((
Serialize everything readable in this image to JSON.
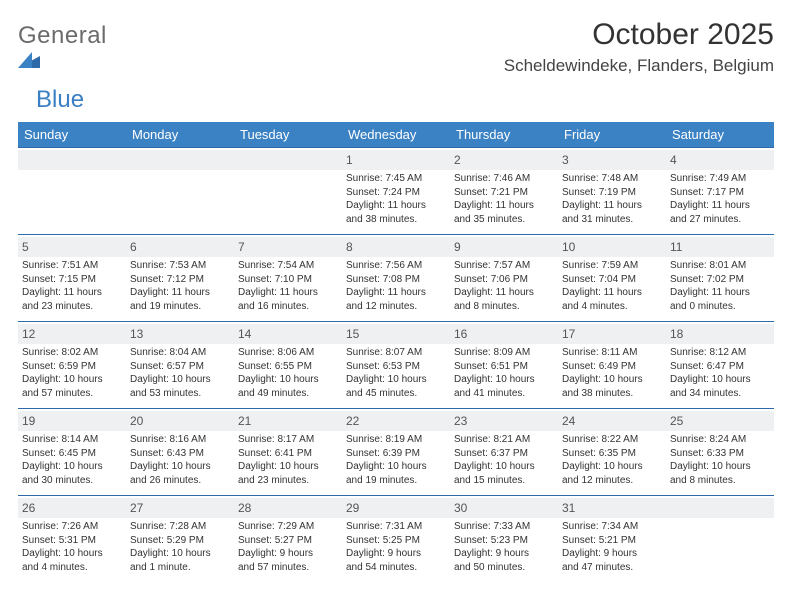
{
  "brand": {
    "word1": "General",
    "word2": "Blue"
  },
  "title": "October 2025",
  "location": "Scheldewindeke, Flanders, Belgium",
  "colors": {
    "header_bg": "#3b82c4",
    "header_text": "#ffffff",
    "rule": "#2f6aa8",
    "daynum_bg": "#eef0f2",
    "text": "#333333",
    "logo_gray": "#6b6b6b",
    "logo_blue": "#3b7fc4"
  },
  "days_of_week": [
    "Sunday",
    "Monday",
    "Tuesday",
    "Wednesday",
    "Thursday",
    "Friday",
    "Saturday"
  ],
  "weeks": [
    [
      {
        "n": "",
        "sr": "",
        "ss": "",
        "dl1": "",
        "dl2": ""
      },
      {
        "n": "",
        "sr": "",
        "ss": "",
        "dl1": "",
        "dl2": ""
      },
      {
        "n": "",
        "sr": "",
        "ss": "",
        "dl1": "",
        "dl2": ""
      },
      {
        "n": "1",
        "sr": "Sunrise: 7:45 AM",
        "ss": "Sunset: 7:24 PM",
        "dl1": "Daylight: 11 hours",
        "dl2": "and 38 minutes."
      },
      {
        "n": "2",
        "sr": "Sunrise: 7:46 AM",
        "ss": "Sunset: 7:21 PM",
        "dl1": "Daylight: 11 hours",
        "dl2": "and 35 minutes."
      },
      {
        "n": "3",
        "sr": "Sunrise: 7:48 AM",
        "ss": "Sunset: 7:19 PM",
        "dl1": "Daylight: 11 hours",
        "dl2": "and 31 minutes."
      },
      {
        "n": "4",
        "sr": "Sunrise: 7:49 AM",
        "ss": "Sunset: 7:17 PM",
        "dl1": "Daylight: 11 hours",
        "dl2": "and 27 minutes."
      }
    ],
    [
      {
        "n": "5",
        "sr": "Sunrise: 7:51 AM",
        "ss": "Sunset: 7:15 PM",
        "dl1": "Daylight: 11 hours",
        "dl2": "and 23 minutes."
      },
      {
        "n": "6",
        "sr": "Sunrise: 7:53 AM",
        "ss": "Sunset: 7:12 PM",
        "dl1": "Daylight: 11 hours",
        "dl2": "and 19 minutes."
      },
      {
        "n": "7",
        "sr": "Sunrise: 7:54 AM",
        "ss": "Sunset: 7:10 PM",
        "dl1": "Daylight: 11 hours",
        "dl2": "and 16 minutes."
      },
      {
        "n": "8",
        "sr": "Sunrise: 7:56 AM",
        "ss": "Sunset: 7:08 PM",
        "dl1": "Daylight: 11 hours",
        "dl2": "and 12 minutes."
      },
      {
        "n": "9",
        "sr": "Sunrise: 7:57 AM",
        "ss": "Sunset: 7:06 PM",
        "dl1": "Daylight: 11 hours",
        "dl2": "and 8 minutes."
      },
      {
        "n": "10",
        "sr": "Sunrise: 7:59 AM",
        "ss": "Sunset: 7:04 PM",
        "dl1": "Daylight: 11 hours",
        "dl2": "and 4 minutes."
      },
      {
        "n": "11",
        "sr": "Sunrise: 8:01 AM",
        "ss": "Sunset: 7:02 PM",
        "dl1": "Daylight: 11 hours",
        "dl2": "and 0 minutes."
      }
    ],
    [
      {
        "n": "12",
        "sr": "Sunrise: 8:02 AM",
        "ss": "Sunset: 6:59 PM",
        "dl1": "Daylight: 10 hours",
        "dl2": "and 57 minutes."
      },
      {
        "n": "13",
        "sr": "Sunrise: 8:04 AM",
        "ss": "Sunset: 6:57 PM",
        "dl1": "Daylight: 10 hours",
        "dl2": "and 53 minutes."
      },
      {
        "n": "14",
        "sr": "Sunrise: 8:06 AM",
        "ss": "Sunset: 6:55 PM",
        "dl1": "Daylight: 10 hours",
        "dl2": "and 49 minutes."
      },
      {
        "n": "15",
        "sr": "Sunrise: 8:07 AM",
        "ss": "Sunset: 6:53 PM",
        "dl1": "Daylight: 10 hours",
        "dl2": "and 45 minutes."
      },
      {
        "n": "16",
        "sr": "Sunrise: 8:09 AM",
        "ss": "Sunset: 6:51 PM",
        "dl1": "Daylight: 10 hours",
        "dl2": "and 41 minutes."
      },
      {
        "n": "17",
        "sr": "Sunrise: 8:11 AM",
        "ss": "Sunset: 6:49 PM",
        "dl1": "Daylight: 10 hours",
        "dl2": "and 38 minutes."
      },
      {
        "n": "18",
        "sr": "Sunrise: 8:12 AM",
        "ss": "Sunset: 6:47 PM",
        "dl1": "Daylight: 10 hours",
        "dl2": "and 34 minutes."
      }
    ],
    [
      {
        "n": "19",
        "sr": "Sunrise: 8:14 AM",
        "ss": "Sunset: 6:45 PM",
        "dl1": "Daylight: 10 hours",
        "dl2": "and 30 minutes."
      },
      {
        "n": "20",
        "sr": "Sunrise: 8:16 AM",
        "ss": "Sunset: 6:43 PM",
        "dl1": "Daylight: 10 hours",
        "dl2": "and 26 minutes."
      },
      {
        "n": "21",
        "sr": "Sunrise: 8:17 AM",
        "ss": "Sunset: 6:41 PM",
        "dl1": "Daylight: 10 hours",
        "dl2": "and 23 minutes."
      },
      {
        "n": "22",
        "sr": "Sunrise: 8:19 AM",
        "ss": "Sunset: 6:39 PM",
        "dl1": "Daylight: 10 hours",
        "dl2": "and 19 minutes."
      },
      {
        "n": "23",
        "sr": "Sunrise: 8:21 AM",
        "ss": "Sunset: 6:37 PM",
        "dl1": "Daylight: 10 hours",
        "dl2": "and 15 minutes."
      },
      {
        "n": "24",
        "sr": "Sunrise: 8:22 AM",
        "ss": "Sunset: 6:35 PM",
        "dl1": "Daylight: 10 hours",
        "dl2": "and 12 minutes."
      },
      {
        "n": "25",
        "sr": "Sunrise: 8:24 AM",
        "ss": "Sunset: 6:33 PM",
        "dl1": "Daylight: 10 hours",
        "dl2": "and 8 minutes."
      }
    ],
    [
      {
        "n": "26",
        "sr": "Sunrise: 7:26 AM",
        "ss": "Sunset: 5:31 PM",
        "dl1": "Daylight: 10 hours",
        "dl2": "and 4 minutes."
      },
      {
        "n": "27",
        "sr": "Sunrise: 7:28 AM",
        "ss": "Sunset: 5:29 PM",
        "dl1": "Daylight: 10 hours",
        "dl2": "and 1 minute."
      },
      {
        "n": "28",
        "sr": "Sunrise: 7:29 AM",
        "ss": "Sunset: 5:27 PM",
        "dl1": "Daylight: 9 hours",
        "dl2": "and 57 minutes."
      },
      {
        "n": "29",
        "sr": "Sunrise: 7:31 AM",
        "ss": "Sunset: 5:25 PM",
        "dl1": "Daylight: 9 hours",
        "dl2": "and 54 minutes."
      },
      {
        "n": "30",
        "sr": "Sunrise: 7:33 AM",
        "ss": "Sunset: 5:23 PM",
        "dl1": "Daylight: 9 hours",
        "dl2": "and 50 minutes."
      },
      {
        "n": "31",
        "sr": "Sunrise: 7:34 AM",
        "ss": "Sunset: 5:21 PM",
        "dl1": "Daylight: 9 hours",
        "dl2": "and 47 minutes."
      },
      {
        "n": "",
        "sr": "",
        "ss": "",
        "dl1": "",
        "dl2": ""
      }
    ]
  ]
}
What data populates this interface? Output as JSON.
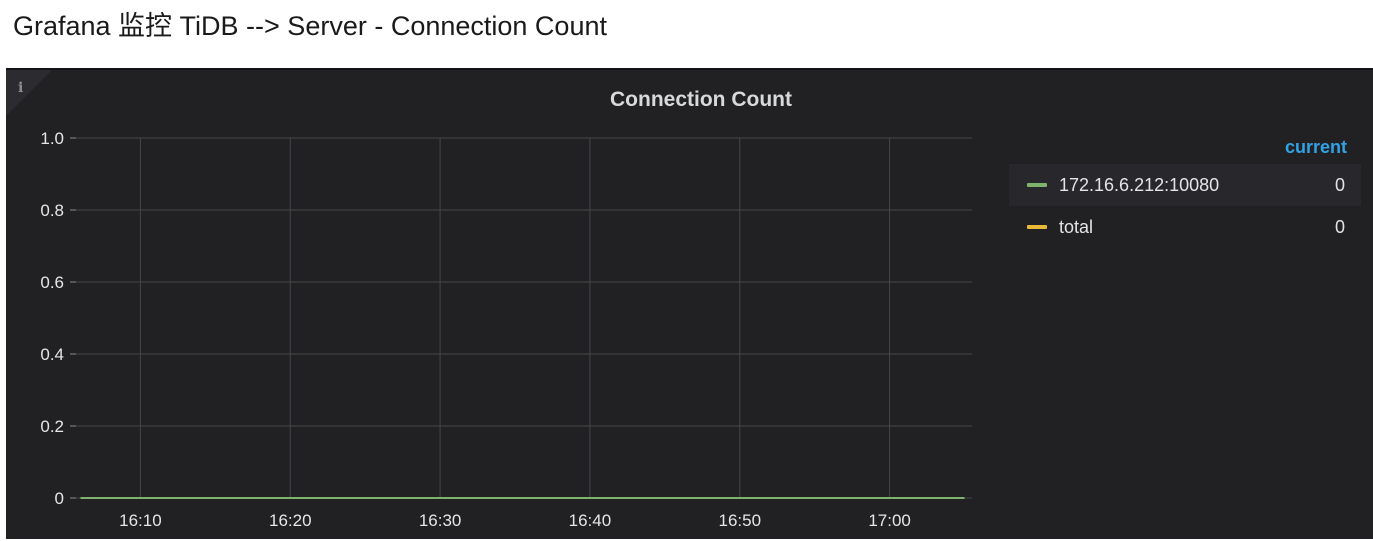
{
  "caption": "Grafana 监控 TiDB --> Server - Connection Count",
  "panel": {
    "title": "Connection Count",
    "info_icon": "info-icon",
    "background": "#212124"
  },
  "legend": {
    "header": "current",
    "header_color": "#33a2e5",
    "items": [
      {
        "name": "172.16.6.212:10080",
        "value": "0",
        "color": "#7eb26d"
      },
      {
        "name": "total",
        "value": "0",
        "color": "#eab839"
      }
    ]
  },
  "chart_data": {
    "type": "line",
    "title": "Connection Count",
    "xlabel": "",
    "ylabel": "",
    "x_ticks": [
      "16:10",
      "16:20",
      "16:30",
      "16:40",
      "16:50",
      "17:00"
    ],
    "y_ticks": [
      "0",
      "0.2",
      "0.4",
      "0.6",
      "0.8",
      "1.0"
    ],
    "ylim": [
      0,
      1.0
    ],
    "xlim_minutes_from_1610": [
      -4.3,
      55.5
    ],
    "grid": true,
    "legend_position": "right",
    "series": [
      {
        "name": "172.16.6.212:10080",
        "color": "#7eb26d",
        "x": [
          "16:06",
          "17:05"
        ],
        "y": [
          0,
          0
        ]
      },
      {
        "name": "total",
        "color": "#eab839",
        "x": [
          "16:06",
          "17:05"
        ],
        "y": [
          0,
          0
        ]
      }
    ]
  }
}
))
• Exercise instructions
Take the line that contains "What data populates" and every line after it to the end of the records above; quote them exactly, leaving out the pictures.

• Result of this exercise
What data populates this interface? Output as JSON.
{
  "caption": "Grafana 监控 TiDB --> Server - Connection Count",
  "panel": {
    "title": "Connection Count",
    "info_icon": "info-icon",
    "background": "#212124"
  },
  "legend": {
    "header": "current",
    "header_color": "#33a2e5",
    "items": [
      {
        "name": "172.16.6.212:10080",
        "value": "0",
        "color": "#7eb26d"
      },
      {
        "name": "total",
        "value": "0",
        "color": "#eab839"
      }
    ]
  },
  "chart_data": {
    "type": "line",
    "title": "Connection Count",
    "xlabel": "",
    "ylabel": "",
    "x_ticks": [
      "16:10",
      "16:20",
      "16:30",
      "16:40",
      "16:50",
      "17:00"
    ],
    "y_ticks": [
      "0",
      "0.2",
      "0.4",
      "0.6",
      "0.8",
      "1.0"
    ],
    "ylim": [
      0,
      1.0
    ],
    "xlim_minutes_from_1610": [
      -4.3,
      55.5
    ],
    "grid": true,
    "legend_position": "right",
    "series": [
      {
        "name": "172.16.6.212:10080",
        "color": "#7eb26d",
        "x": [
          "16:06",
          "17:05"
        ],
        "y": [
          0,
          0
        ]
      },
      {
        "name": "total",
        "color": "#eab839",
        "x": [
          "16:06",
          "17:05"
        ],
        "y": [
          0,
          0
        ]
      }
    ]
  }
}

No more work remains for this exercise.